What the task requires: Repeat the data that follows, word for word, without the images.

-- Begin Items --

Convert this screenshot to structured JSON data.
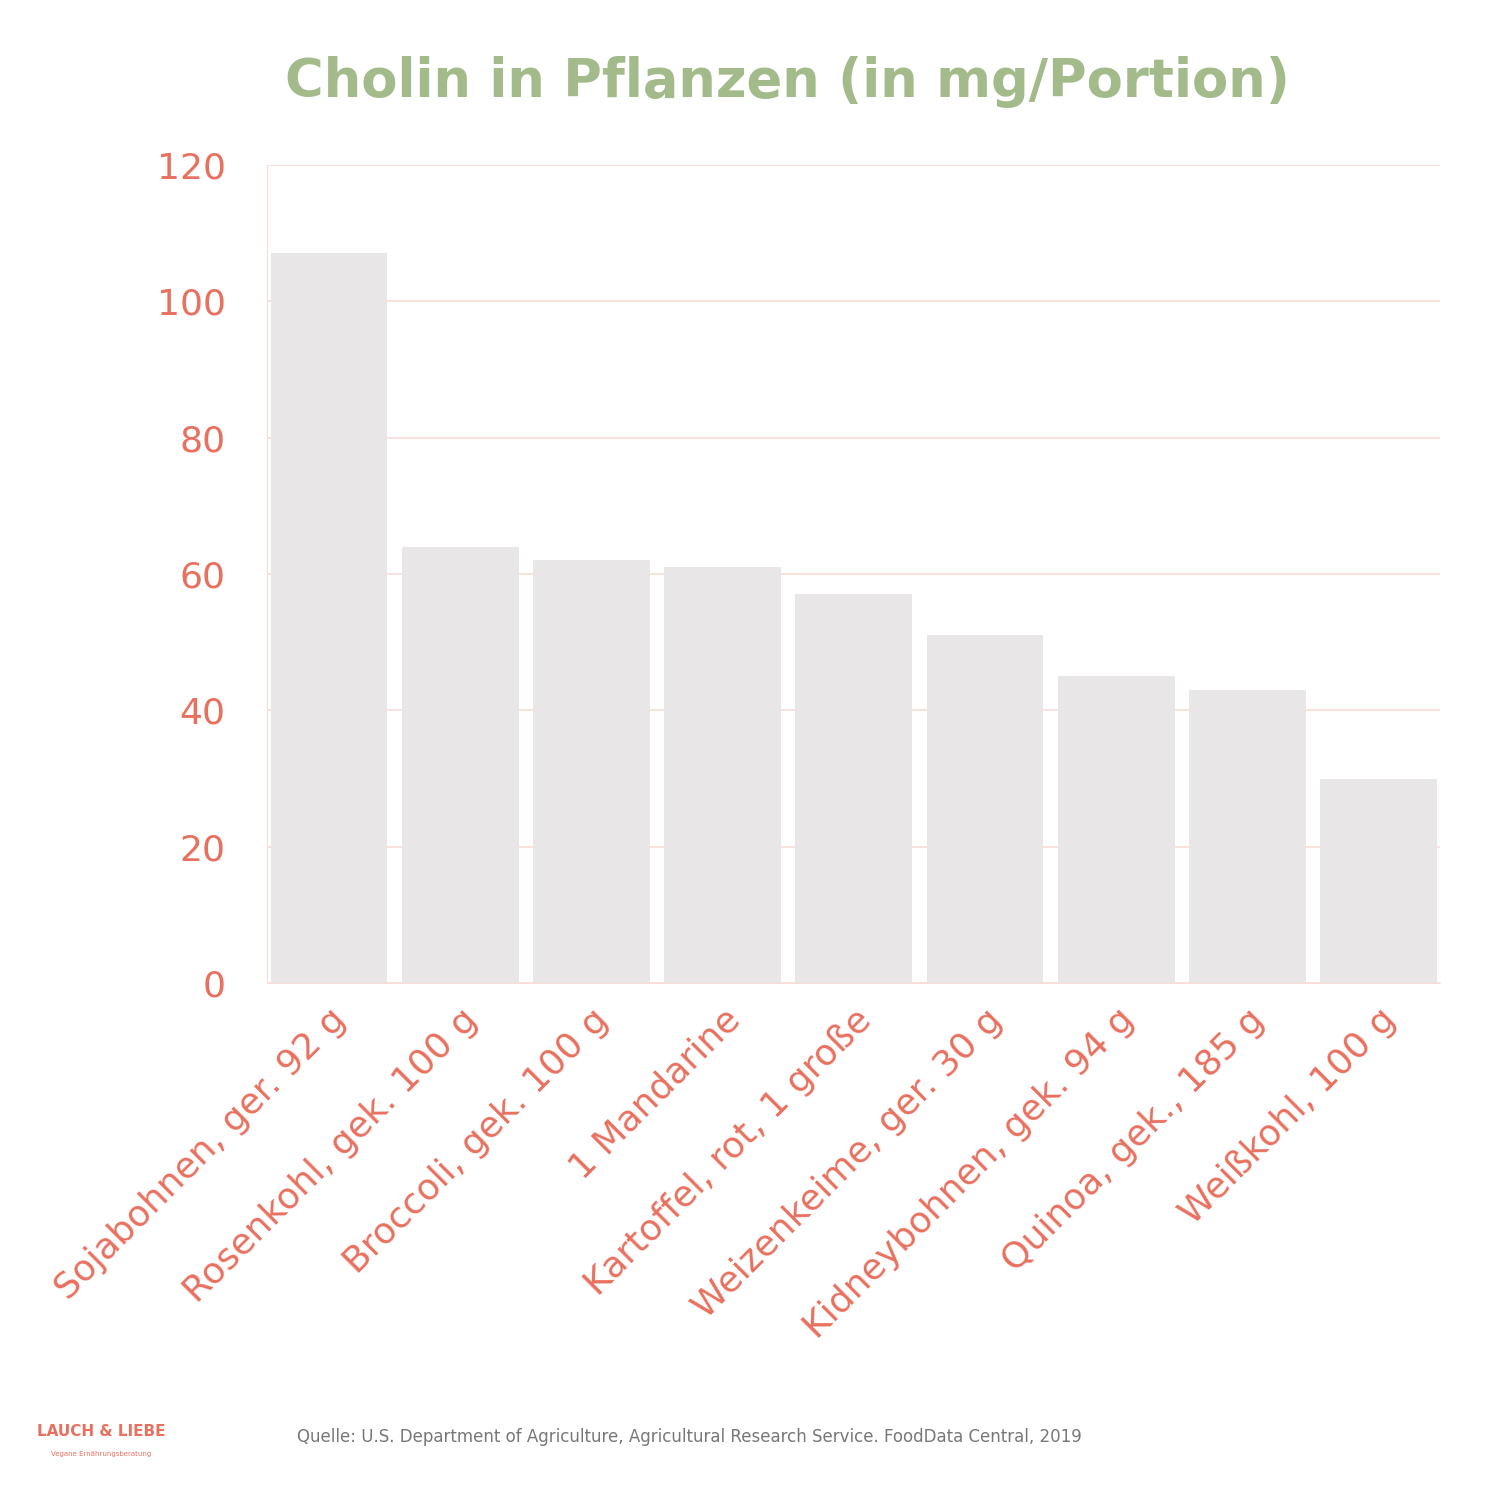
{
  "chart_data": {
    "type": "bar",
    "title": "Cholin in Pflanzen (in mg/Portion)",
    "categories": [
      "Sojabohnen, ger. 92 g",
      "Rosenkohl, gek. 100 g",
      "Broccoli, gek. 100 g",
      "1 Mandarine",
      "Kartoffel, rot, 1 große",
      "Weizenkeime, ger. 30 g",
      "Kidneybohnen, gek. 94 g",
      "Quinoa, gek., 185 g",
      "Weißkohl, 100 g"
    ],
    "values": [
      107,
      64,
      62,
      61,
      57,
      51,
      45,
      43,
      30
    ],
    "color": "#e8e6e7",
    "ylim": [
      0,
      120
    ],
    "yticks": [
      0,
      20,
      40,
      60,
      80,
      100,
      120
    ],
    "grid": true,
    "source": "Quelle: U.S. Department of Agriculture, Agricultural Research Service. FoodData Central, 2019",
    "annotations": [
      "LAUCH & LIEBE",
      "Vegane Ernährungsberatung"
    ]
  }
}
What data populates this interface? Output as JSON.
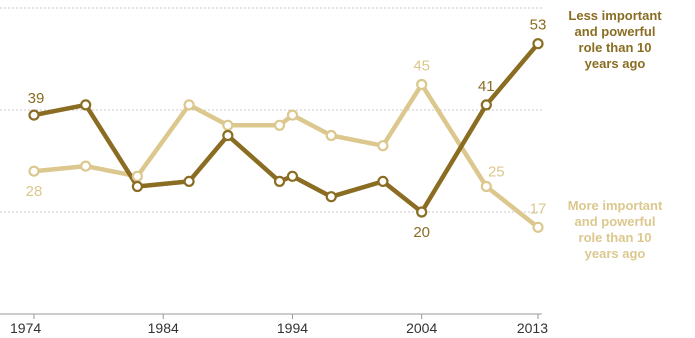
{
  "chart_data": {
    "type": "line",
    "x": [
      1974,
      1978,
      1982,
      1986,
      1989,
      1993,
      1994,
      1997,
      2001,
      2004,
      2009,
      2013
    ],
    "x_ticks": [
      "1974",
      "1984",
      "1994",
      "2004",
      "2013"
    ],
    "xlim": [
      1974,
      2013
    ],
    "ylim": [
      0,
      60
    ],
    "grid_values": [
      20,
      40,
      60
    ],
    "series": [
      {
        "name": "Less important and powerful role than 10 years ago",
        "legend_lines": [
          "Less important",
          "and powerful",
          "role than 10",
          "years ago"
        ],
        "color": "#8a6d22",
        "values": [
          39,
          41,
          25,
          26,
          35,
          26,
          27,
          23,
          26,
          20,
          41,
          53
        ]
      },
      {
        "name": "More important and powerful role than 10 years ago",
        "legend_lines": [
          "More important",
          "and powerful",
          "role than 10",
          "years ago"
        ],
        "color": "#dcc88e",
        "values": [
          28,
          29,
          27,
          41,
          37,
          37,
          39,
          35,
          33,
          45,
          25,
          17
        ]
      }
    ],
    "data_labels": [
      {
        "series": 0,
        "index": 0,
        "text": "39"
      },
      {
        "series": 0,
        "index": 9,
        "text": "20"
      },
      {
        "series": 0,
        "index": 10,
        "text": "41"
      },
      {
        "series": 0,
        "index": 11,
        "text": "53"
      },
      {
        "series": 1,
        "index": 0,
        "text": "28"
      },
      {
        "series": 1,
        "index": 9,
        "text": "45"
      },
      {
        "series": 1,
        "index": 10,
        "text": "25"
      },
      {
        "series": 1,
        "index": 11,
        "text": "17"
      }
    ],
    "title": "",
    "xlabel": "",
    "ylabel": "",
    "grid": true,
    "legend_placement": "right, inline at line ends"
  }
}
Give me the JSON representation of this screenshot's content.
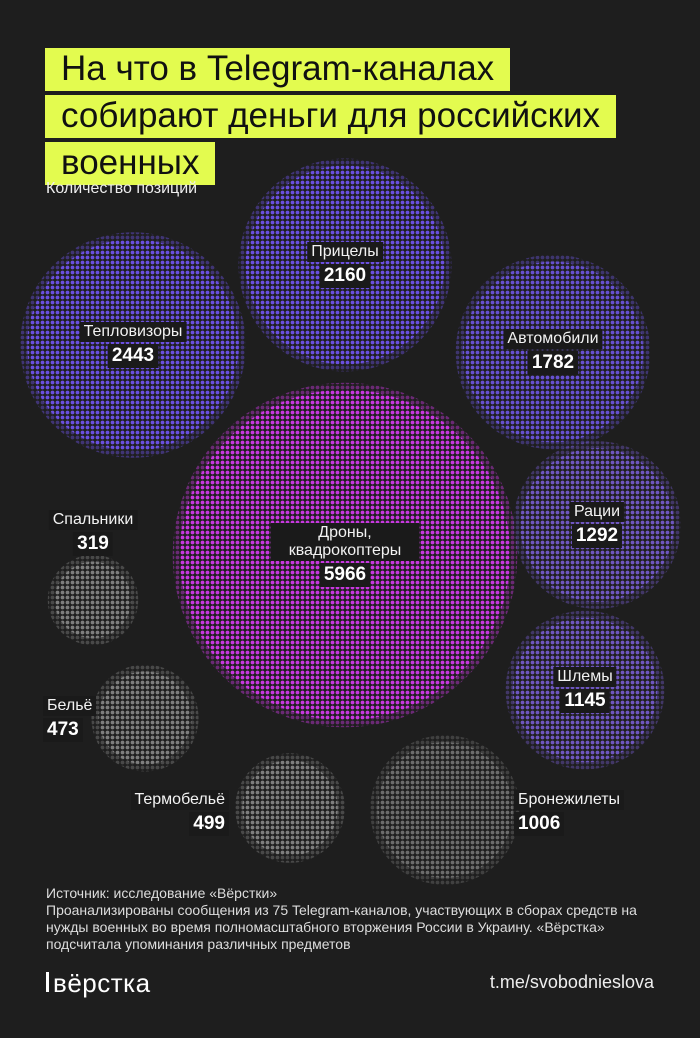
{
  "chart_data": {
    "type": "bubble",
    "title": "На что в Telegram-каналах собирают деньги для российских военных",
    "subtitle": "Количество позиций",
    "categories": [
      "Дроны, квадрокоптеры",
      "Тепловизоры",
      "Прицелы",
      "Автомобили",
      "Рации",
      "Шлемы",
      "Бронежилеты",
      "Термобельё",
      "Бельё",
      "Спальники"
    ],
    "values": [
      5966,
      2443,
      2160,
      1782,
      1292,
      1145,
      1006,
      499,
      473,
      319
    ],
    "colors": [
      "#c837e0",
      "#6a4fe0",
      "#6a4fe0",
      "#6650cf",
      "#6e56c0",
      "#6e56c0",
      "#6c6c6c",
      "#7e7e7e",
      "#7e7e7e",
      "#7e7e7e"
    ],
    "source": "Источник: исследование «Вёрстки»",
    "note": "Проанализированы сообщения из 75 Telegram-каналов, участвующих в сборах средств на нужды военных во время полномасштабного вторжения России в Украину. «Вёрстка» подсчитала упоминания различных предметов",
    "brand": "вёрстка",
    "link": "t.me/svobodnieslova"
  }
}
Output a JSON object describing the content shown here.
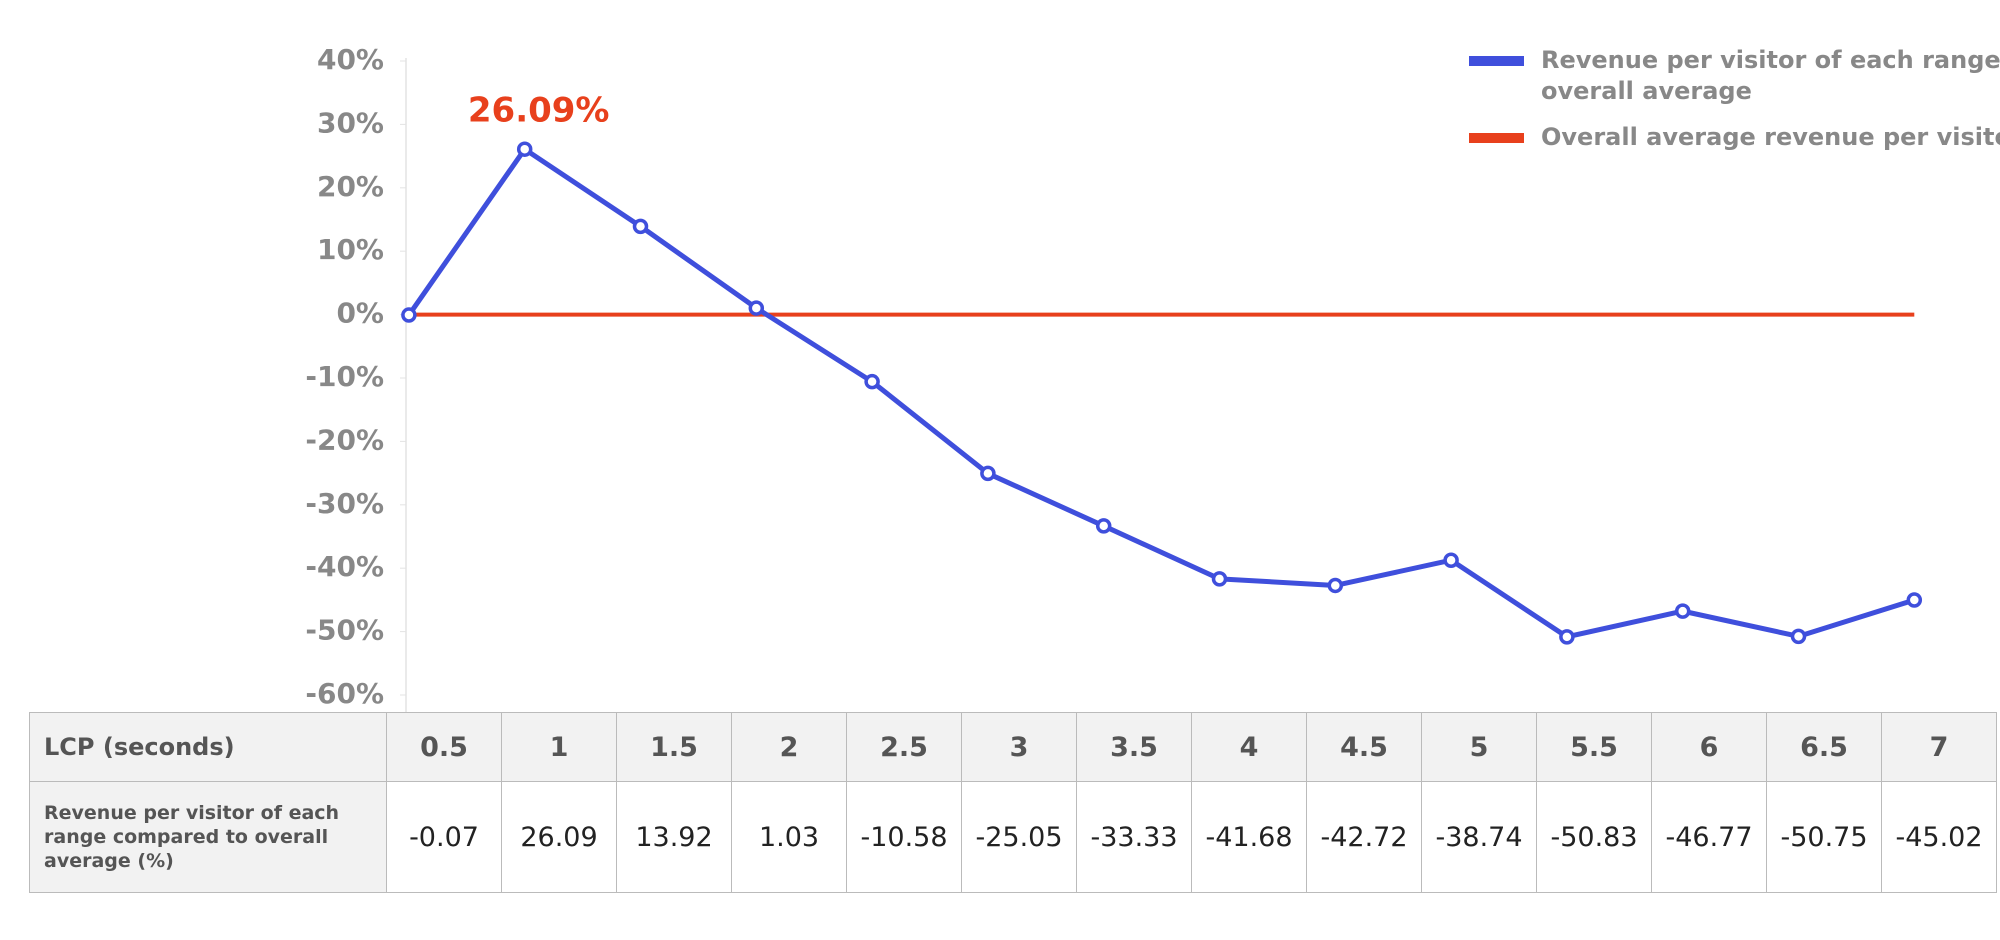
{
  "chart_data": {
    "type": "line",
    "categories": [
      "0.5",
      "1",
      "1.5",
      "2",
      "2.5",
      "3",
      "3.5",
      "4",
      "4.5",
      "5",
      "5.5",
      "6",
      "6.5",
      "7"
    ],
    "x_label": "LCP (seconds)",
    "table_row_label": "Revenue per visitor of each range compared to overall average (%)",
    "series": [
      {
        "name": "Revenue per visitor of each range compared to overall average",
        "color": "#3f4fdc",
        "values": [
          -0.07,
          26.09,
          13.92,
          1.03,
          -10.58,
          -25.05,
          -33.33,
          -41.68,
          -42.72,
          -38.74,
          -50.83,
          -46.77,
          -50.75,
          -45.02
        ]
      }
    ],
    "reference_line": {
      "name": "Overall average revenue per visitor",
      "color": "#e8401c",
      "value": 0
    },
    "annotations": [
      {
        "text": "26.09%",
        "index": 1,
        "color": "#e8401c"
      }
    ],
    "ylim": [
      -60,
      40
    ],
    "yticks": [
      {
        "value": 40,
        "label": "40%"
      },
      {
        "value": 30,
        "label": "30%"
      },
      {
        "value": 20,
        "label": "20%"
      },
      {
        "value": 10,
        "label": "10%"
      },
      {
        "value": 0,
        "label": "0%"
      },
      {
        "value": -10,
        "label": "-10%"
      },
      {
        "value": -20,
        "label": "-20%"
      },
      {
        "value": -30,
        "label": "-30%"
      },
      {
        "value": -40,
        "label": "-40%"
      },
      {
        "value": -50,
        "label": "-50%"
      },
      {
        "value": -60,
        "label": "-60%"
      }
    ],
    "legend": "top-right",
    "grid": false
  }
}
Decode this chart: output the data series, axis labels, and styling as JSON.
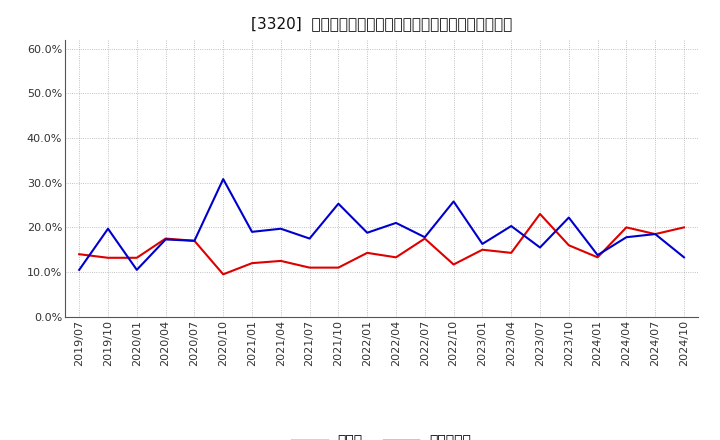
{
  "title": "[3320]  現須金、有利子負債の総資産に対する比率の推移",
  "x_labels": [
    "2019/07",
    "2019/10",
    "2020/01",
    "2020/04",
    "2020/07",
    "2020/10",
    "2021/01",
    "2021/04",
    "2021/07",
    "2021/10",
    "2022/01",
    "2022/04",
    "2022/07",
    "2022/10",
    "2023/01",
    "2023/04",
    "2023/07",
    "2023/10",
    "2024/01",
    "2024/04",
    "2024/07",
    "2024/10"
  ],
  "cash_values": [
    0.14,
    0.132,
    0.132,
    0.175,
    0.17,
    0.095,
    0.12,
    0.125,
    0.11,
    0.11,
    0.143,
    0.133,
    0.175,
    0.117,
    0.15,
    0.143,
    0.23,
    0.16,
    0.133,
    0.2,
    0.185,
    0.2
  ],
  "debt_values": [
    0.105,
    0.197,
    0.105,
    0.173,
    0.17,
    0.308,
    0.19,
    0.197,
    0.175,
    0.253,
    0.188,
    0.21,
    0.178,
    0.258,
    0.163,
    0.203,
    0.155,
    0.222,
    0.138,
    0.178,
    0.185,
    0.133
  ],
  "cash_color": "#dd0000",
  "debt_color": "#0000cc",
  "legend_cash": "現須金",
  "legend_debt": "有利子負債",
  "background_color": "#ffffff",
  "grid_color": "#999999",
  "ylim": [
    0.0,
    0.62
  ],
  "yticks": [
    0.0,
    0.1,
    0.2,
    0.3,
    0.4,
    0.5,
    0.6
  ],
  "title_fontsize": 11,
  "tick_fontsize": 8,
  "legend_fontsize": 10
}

-- End Items --

The result:
Convert this screenshot to structured JSON data.
{
  "chart_data": {
    "type": "bar",
    "title": "Cholin in Pflanzen (in mg/Portion)",
    "categories": [
      "Sojabohnen, ger. 92 g",
      "Rosenkohl, gek. 100 g",
      "Broccoli, gek. 100 g",
      "1 Mandarine",
      "Kartoffel, rot, 1 große",
      "Weizenkeime, ger. 30 g",
      "Kidneybohnen, gek. 94 g",
      "Quinoa, gek., 185 g",
      "Weißkohl, 100 g"
    ],
    "values": [
      107,
      64,
      62,
      61,
      57,
      51,
      45,
      43,
      30
    ],
    "color": "#e8e6e7",
    "ylim": [
      0,
      120
    ],
    "yticks": [
      0,
      20,
      40,
      60,
      80,
      100,
      120
    ],
    "grid": true,
    "source": "Quelle: U.S. Department of Agriculture, Agricultural Research Service. FoodData Central, 2019",
    "annotations": [
      "LAUCH & LIEBE",
      "Vegane Ernährungsberatung"
    ]
  }
}
What data populates this interface? Output as JSON.
{
  "chart_data": {
    "type": "line",
    "x": [
      1974,
      1978,
      1982,
      1986,
      1989,
      1993,
      1994,
      1997,
      2001,
      2004,
      2009,
      2013
    ],
    "x_ticks": [
      "1974",
      "1984",
      "1994",
      "2004",
      "2013"
    ],
    "xlim": [
      1974,
      2013
    ],
    "ylim": [
      0,
      60
    ],
    "grid_values": [
      20,
      40,
      60
    ],
    "series": [
      {
        "name": "Less important and powerful role than 10 years ago",
        "legend_lines": [
          "Less important",
          "and powerful",
          "role than 10",
          "years ago"
        ],
        "color": "#8a6d22",
        "values": [
          39,
          41,
          25,
          26,
          35,
          26,
          27,
          23,
          26,
          20,
          41,
          53
        ]
      },
      {
        "name": "More important and powerful role than 10 years ago",
        "legend_lines": [
          "More important",
          "and powerful",
          "role than 10",
          "years ago"
        ],
        "color": "#dcc88e",
        "values": [
          28,
          29,
          27,
          41,
          37,
          37,
          39,
          35,
          33,
          45,
          25,
          17
        ]
      }
    ],
    "data_labels": [
      {
        "series": 0,
        "index": 0,
        "text": "39"
      },
      {
        "series": 0,
        "index": 9,
        "text": "20"
      },
      {
        "series": 0,
        "index": 10,
        "text": "41"
      },
      {
        "series": 0,
        "index": 11,
        "text": "53"
      },
      {
        "series": 1,
        "index": 0,
        "text": "28"
      },
      {
        "series": 1,
        "index": 9,
        "text": "45"
      },
      {
        "series": 1,
        "index": 10,
        "text": "25"
      },
      {
        "series": 1,
        "index": 11,
        "text": "17"
      }
    ],
    "title": "",
    "xlabel": "",
    "ylabel": "",
    "grid": true,
    "legend_placement": "right, inline at line ends"
  }
}
Give me the JSON representation of this screenshot's content.
{
  "chart_data": {
    "type": "bubble",
    "title": "На что в Telegram-каналах собирают деньги для российских военных",
    "subtitle": "Количество позиций",
    "categories": [
      "Дроны, квадрокоптеры",
      "Тепловизоры",
      "Прицелы",
      "Автомобили",
      "Рации",
      "Шлемы",
      "Бронежилеты",
      "Термобельё",
      "Бельё",
      "Спальники"
    ],
    "values": [
      5966,
      2443,
      2160,
      1782,
      1292,
      1145,
      1006,
      499,
      473,
      319
    ],
    "colors": [
      "#c837e0",
      "#6a4fe0",
      "#6a4fe0",
      "#6650cf",
      "#6e56c0",
      "#6e56c0",
      "#6c6c6c",
      "#7e7e7e",
      "#7e7e7e",
      "#7e7e7e"
    ],
    "source": "Источник: исследование «Вёрстки»",
    "note": "Проанализированы сообщения из 75 Telegram-каналов, участвующих в сборах средств на нужды военных во время полномасштабного вторжения России в Украину. «Вёрстка» подсчитала упоминания различных предметов",
    "brand": "вёрстка",
    "link": "t.me/svobodnieslova"
  }
}
Output a JSON object describing the content shown here.
{
  "chart_data": {
    "type": "line",
    "categories": [
      "0.5",
      "1",
      "1.5",
      "2",
      "2.5",
      "3",
      "3.5",
      "4",
      "4.5",
      "5",
      "5.5",
      "6",
      "6.5",
      "7"
    ],
    "x_label": "LCP (seconds)",
    "table_row_label": "Revenue per visitor of each range compared to overall average (%)",
    "series": [
      {
        "name": "Revenue per visitor of each range compared to overall average",
        "color": "#3f4fdc",
        "values": [
          -0.07,
          26.09,
          13.92,
          1.03,
          -10.58,
          -25.05,
          -33.33,
          -41.68,
          -42.72,
          -38.74,
          -50.83,
          -46.77,
          -50.75,
          -45.02
        ]
      }
    ],
    "reference_line": {
      "name": "Overall average revenue per visitor",
      "color": "#e8401c",
      "value": 0
    },
    "annotations": [
      {
        "text": "26.09%",
        "index": 1,
        "color": "#e8401c"
      }
    ],
    "ylim": [
      -60,
      40
    ],
    "yticks": [
      {
        "value": 40,
        "label": "40%"
      },
      {
        "value": 30,
        "label": "30%"
      },
      {
        "value": 20,
        "label": "20%"
      },
      {
        "value": 10,
        "label": "10%"
      },
      {
        "value": 0,
        "label": "0%"
      },
      {
        "value": -10,
        "label": "-10%"
      },
      {
        "value": -20,
        "label": "-20%"
      },
      {
        "value": -30,
        "label": "-30%"
      },
      {
        "value": -40,
        "label": "-40%"
      },
      {
        "value": -50,
        "label": "-50%"
      },
      {
        "value": -60,
        "label": "-60%"
      }
    ],
    "legend": "top-right",
    "grid": false
  }
}
Decode this chart: output the data series, axis labels, and styling as JSON.
{
  "title": "[3320]  現須金、有利子負債の総資産に対する比率の推移",
  "x_labels": [
    "2019/07",
    "2019/10",
    "2020/01",
    "2020/04",
    "2020/07",
    "2020/10",
    "2021/01",
    "2021/04",
    "2021/07",
    "2021/10",
    "2022/01",
    "2022/04",
    "2022/07",
    "2022/10",
    "2023/01",
    "2023/04",
    "2023/07",
    "2023/10",
    "2024/01",
    "2024/04",
    "2024/07",
    "2024/10"
  ],
  "cash_values": [
    0.14,
    0.132,
    0.132,
    0.175,
    0.17,
    0.095,
    0.12,
    0.125,
    0.11,
    0.11,
    0.143,
    0.133,
    0.175,
    0.117,
    0.15,
    0.143,
    0.23,
    0.16,
    0.133,
    0.2,
    0.185,
    0.2
  ],
  "debt_values": [
    0.105,
    0.197,
    0.105,
    0.173,
    0.17,
    0.308,
    0.19,
    0.197,
    0.175,
    0.253,
    0.188,
    0.21,
    0.178,
    0.258,
    0.163,
    0.203,
    0.155,
    0.222,
    0.138,
    0.178,
    0.185,
    0.133
  ],
  "cash_color": "#dd0000",
  "debt_color": "#0000cc",
  "legend_cash": "現須金",
  "legend_debt": "有利子負債",
  "background_color": "#ffffff",
  "grid_color": "#999999",
  "ylim": [
    0.0,
    0.62
  ],
  "yticks": [
    0.0,
    0.1,
    0.2,
    0.3,
    0.4,
    0.5,
    0.6
  ],
  "title_fontsize": 11,
  "tick_fontsize": 8,
  "legend_fontsize": 10
}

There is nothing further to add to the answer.